**Exercise objective**:
Only the lines holding the string "багажа" are needed. Copy each one.

**Supplied data**:
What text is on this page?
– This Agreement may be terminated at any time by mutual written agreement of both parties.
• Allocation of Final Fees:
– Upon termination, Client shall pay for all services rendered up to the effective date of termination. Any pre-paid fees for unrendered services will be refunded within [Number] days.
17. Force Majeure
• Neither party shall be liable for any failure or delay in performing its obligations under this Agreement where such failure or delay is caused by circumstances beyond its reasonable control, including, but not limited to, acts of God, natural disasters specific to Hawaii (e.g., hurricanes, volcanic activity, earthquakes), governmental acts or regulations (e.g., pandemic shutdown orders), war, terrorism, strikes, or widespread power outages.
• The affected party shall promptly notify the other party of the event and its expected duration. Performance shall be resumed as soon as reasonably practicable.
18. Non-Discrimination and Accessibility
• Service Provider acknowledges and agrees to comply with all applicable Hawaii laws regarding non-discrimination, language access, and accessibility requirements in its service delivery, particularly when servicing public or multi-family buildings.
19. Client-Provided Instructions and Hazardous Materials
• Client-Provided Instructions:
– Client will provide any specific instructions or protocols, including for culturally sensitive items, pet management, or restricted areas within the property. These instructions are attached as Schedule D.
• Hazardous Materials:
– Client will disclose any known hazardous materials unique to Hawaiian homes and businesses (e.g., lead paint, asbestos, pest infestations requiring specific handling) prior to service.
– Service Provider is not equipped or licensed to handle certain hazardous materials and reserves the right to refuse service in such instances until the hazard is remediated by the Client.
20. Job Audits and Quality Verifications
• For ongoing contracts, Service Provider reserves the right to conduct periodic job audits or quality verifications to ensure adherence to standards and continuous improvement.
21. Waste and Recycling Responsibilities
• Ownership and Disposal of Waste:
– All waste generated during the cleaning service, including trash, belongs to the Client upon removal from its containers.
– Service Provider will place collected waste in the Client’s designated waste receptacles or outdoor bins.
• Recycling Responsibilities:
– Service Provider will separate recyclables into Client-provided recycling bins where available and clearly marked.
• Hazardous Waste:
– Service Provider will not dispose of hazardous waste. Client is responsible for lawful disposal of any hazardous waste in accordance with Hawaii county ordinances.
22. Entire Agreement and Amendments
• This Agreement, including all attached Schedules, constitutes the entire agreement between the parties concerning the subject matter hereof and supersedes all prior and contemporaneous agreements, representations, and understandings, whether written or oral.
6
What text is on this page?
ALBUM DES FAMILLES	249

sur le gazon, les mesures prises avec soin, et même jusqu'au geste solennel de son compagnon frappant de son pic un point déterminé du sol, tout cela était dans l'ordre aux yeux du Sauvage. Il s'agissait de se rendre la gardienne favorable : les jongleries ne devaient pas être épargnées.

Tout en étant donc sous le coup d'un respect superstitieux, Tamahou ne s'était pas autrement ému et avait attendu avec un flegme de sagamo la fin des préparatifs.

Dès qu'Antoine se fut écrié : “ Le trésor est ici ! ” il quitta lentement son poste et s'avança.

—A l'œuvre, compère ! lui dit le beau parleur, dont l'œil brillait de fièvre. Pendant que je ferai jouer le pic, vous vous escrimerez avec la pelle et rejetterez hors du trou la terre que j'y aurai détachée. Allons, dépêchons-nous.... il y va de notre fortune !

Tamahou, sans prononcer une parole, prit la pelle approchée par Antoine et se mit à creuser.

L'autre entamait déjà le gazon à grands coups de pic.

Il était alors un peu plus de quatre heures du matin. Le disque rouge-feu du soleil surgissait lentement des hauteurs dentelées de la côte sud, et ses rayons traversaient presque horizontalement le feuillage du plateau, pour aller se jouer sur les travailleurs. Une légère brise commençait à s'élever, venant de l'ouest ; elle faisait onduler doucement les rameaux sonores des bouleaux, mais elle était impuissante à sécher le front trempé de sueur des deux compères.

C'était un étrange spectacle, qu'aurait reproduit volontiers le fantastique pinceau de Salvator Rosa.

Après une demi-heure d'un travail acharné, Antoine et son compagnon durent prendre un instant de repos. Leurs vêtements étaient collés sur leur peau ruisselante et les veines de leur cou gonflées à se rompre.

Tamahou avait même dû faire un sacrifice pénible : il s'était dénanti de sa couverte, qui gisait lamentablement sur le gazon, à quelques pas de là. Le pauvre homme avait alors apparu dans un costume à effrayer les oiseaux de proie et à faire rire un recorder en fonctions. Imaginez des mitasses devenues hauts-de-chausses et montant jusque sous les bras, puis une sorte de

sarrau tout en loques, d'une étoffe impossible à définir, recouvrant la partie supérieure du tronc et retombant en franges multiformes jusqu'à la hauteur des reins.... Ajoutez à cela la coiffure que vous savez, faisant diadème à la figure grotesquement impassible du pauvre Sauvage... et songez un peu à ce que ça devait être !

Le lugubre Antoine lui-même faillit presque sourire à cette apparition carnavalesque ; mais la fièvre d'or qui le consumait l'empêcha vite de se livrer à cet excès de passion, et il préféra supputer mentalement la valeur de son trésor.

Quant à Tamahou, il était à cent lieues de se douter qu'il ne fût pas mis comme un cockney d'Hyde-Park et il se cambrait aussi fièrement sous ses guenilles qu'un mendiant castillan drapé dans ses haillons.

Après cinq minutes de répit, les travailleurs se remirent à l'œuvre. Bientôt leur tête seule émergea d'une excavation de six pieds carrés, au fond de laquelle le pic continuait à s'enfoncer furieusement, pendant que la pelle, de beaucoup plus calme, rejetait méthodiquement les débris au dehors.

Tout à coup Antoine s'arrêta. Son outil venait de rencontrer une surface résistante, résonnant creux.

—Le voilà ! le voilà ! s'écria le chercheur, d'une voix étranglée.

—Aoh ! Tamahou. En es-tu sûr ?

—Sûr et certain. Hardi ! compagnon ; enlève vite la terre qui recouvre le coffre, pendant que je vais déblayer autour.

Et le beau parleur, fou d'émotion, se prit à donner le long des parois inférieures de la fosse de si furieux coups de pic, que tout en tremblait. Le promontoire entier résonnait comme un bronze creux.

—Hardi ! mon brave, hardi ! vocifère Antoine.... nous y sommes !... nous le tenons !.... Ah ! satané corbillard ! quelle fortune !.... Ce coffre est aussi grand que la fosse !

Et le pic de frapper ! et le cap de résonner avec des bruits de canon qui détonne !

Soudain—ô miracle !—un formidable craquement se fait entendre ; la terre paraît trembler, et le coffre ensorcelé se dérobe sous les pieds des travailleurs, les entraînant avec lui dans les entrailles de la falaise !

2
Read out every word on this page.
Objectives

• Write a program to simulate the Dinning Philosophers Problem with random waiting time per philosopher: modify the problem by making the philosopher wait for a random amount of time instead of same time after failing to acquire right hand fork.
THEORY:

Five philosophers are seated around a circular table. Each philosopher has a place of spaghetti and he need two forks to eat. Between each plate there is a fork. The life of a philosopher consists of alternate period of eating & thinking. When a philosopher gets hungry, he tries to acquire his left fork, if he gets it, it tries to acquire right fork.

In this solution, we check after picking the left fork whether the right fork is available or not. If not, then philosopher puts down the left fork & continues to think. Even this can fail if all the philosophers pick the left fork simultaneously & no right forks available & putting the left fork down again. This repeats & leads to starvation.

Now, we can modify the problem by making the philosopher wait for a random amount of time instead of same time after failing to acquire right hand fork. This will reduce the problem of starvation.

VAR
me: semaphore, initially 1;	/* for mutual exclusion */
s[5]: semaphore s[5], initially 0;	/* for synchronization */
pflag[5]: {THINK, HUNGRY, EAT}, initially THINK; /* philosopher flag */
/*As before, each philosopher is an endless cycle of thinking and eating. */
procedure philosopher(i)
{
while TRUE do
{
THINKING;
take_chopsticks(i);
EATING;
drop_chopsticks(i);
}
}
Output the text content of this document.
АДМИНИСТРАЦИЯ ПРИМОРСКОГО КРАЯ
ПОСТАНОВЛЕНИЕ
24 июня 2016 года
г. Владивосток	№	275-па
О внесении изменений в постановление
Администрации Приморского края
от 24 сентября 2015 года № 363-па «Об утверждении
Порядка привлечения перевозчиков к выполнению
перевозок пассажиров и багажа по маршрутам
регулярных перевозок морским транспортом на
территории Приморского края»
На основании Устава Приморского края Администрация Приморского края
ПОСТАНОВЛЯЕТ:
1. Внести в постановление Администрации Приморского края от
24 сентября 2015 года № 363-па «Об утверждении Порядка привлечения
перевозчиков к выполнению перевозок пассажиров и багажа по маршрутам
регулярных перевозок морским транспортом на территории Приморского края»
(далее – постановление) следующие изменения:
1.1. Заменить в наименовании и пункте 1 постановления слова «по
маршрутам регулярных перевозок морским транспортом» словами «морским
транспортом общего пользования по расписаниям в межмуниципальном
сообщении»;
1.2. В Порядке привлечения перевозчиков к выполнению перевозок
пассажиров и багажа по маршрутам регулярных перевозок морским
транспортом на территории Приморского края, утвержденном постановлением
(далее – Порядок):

**Result of this exercise**:
перевозок пассажиров и багажа по маршрутам
перевозчиков к выполнению перевозок пассажиров и багажа по маршрутам
пассажиров и багажа по маршрутам регулярных перевозок морским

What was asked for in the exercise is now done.